* **Exercise description**
Give the count of lines that include the string "name". Add nothing to it.

---------- Supplied entries

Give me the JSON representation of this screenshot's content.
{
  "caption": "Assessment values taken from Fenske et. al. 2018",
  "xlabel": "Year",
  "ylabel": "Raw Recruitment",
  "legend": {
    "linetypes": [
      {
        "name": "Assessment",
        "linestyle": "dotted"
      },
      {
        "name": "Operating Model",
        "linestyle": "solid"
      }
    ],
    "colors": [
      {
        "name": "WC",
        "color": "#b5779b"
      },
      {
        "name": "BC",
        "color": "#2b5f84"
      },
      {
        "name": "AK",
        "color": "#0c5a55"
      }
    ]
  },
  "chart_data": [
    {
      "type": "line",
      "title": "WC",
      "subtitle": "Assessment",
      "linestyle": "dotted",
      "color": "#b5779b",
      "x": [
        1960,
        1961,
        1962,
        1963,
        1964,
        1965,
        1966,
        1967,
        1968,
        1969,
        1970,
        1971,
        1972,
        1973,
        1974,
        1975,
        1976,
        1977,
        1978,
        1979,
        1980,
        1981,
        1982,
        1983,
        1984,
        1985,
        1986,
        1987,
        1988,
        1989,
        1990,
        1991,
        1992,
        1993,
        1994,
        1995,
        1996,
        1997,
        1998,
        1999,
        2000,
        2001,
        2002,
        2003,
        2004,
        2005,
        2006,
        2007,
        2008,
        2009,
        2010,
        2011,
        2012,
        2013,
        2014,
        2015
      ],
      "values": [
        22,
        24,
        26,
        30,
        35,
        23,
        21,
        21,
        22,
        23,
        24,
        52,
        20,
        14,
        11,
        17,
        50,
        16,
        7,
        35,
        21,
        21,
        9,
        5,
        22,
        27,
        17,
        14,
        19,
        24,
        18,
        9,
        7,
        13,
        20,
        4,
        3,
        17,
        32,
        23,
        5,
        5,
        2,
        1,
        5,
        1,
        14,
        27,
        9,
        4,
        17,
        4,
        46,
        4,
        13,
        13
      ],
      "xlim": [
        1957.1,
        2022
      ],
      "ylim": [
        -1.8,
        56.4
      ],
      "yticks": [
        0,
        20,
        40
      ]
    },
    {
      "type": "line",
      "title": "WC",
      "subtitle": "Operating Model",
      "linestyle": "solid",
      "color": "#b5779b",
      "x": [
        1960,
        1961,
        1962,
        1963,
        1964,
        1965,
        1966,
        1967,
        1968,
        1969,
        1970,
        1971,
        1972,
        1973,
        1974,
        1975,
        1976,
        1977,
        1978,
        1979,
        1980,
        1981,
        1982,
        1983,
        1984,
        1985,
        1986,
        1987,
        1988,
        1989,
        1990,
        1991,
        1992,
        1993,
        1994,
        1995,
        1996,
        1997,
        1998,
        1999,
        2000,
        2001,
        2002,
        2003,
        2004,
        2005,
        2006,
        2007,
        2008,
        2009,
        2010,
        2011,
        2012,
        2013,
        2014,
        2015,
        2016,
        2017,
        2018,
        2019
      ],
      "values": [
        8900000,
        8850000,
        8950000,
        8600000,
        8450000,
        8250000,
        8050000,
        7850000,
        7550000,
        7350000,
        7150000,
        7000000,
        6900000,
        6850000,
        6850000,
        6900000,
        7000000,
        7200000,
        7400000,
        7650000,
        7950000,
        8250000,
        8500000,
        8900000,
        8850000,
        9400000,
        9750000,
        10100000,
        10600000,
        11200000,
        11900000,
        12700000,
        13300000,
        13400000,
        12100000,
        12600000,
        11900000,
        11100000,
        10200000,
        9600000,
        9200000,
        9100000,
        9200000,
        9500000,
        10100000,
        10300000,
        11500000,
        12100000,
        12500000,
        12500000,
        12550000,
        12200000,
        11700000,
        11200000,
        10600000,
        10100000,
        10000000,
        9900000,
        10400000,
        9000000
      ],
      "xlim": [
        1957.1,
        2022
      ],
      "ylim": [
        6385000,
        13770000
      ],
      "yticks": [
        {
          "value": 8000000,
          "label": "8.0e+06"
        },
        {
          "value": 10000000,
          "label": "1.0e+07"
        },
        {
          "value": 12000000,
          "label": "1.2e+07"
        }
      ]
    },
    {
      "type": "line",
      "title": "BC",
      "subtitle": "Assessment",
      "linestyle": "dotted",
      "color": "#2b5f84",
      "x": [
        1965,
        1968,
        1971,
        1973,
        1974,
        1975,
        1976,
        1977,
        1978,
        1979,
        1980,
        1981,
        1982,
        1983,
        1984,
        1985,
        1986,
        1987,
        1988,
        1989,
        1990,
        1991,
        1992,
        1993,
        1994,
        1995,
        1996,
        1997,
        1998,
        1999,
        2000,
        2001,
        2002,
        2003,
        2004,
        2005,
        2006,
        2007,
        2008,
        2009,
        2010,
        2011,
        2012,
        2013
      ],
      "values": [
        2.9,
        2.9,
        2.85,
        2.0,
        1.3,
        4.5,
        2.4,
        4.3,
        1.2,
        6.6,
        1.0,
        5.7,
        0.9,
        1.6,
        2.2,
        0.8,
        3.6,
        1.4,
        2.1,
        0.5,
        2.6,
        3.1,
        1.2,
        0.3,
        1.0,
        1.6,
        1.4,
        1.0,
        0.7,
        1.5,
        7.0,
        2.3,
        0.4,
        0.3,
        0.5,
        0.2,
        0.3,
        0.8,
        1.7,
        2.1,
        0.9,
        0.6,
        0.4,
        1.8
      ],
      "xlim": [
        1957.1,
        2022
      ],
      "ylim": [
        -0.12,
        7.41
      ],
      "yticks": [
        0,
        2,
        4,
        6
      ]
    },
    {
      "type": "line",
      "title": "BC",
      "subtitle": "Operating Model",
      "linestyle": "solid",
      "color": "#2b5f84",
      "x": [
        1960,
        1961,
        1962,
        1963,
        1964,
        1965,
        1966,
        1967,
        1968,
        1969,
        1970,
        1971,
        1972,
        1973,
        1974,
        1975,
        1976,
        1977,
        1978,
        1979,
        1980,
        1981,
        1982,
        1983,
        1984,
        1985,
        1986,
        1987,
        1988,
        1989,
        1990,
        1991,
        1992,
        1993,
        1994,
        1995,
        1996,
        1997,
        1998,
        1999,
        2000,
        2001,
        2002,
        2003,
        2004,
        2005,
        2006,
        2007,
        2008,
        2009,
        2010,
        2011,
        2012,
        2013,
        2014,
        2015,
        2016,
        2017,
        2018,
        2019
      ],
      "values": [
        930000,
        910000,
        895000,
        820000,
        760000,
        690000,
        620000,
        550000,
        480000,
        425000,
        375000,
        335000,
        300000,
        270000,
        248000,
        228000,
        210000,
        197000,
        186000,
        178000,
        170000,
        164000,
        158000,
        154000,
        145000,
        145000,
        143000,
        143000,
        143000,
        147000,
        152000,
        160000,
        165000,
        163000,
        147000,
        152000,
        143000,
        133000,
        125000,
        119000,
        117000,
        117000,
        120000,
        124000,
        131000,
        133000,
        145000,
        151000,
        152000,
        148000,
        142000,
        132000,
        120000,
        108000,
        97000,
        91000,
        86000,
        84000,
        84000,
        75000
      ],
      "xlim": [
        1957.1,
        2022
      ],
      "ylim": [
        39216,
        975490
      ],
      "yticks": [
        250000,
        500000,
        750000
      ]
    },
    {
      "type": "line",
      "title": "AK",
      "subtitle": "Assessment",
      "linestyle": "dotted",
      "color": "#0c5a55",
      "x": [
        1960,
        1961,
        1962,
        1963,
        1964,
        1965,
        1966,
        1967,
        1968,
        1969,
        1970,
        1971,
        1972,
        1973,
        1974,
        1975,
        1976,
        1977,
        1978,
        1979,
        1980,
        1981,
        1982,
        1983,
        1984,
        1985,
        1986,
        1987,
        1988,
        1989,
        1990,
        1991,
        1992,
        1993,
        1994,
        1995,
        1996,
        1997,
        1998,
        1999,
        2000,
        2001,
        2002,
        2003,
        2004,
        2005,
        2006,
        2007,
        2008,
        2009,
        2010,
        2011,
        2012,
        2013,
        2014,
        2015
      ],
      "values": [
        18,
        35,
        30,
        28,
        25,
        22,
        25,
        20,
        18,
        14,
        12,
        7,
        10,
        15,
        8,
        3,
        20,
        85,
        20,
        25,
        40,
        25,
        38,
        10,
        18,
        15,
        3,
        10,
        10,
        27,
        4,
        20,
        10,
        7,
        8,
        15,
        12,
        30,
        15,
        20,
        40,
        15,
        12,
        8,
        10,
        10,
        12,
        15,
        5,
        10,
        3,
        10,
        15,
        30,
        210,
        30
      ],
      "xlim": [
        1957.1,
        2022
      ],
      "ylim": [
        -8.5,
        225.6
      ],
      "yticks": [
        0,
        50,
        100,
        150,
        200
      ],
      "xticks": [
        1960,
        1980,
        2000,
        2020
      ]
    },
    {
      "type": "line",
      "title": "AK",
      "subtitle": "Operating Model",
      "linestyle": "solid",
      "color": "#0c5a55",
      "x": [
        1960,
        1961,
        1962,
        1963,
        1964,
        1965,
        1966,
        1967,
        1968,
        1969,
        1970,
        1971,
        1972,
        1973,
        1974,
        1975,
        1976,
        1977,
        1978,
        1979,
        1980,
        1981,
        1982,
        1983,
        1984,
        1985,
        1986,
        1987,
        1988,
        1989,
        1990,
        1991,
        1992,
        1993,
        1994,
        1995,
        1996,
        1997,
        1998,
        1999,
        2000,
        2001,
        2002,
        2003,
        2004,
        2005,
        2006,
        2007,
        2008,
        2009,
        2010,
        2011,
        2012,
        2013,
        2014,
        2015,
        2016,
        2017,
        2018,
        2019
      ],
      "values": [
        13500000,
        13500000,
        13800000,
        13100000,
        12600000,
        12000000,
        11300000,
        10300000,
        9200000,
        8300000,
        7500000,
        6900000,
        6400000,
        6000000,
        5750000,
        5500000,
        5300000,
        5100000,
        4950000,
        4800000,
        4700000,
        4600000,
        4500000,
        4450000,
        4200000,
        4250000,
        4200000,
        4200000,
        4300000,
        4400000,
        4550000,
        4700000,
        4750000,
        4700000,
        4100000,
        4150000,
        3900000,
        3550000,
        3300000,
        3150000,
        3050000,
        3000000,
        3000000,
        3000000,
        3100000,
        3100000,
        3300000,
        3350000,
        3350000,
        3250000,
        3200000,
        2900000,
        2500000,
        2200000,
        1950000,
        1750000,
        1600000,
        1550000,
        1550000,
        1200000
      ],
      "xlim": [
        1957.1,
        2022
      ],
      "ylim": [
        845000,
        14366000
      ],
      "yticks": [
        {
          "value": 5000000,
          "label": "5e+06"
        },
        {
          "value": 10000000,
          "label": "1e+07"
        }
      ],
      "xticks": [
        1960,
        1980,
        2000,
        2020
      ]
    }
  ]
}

--------------------

* **Solution for this exercise**
5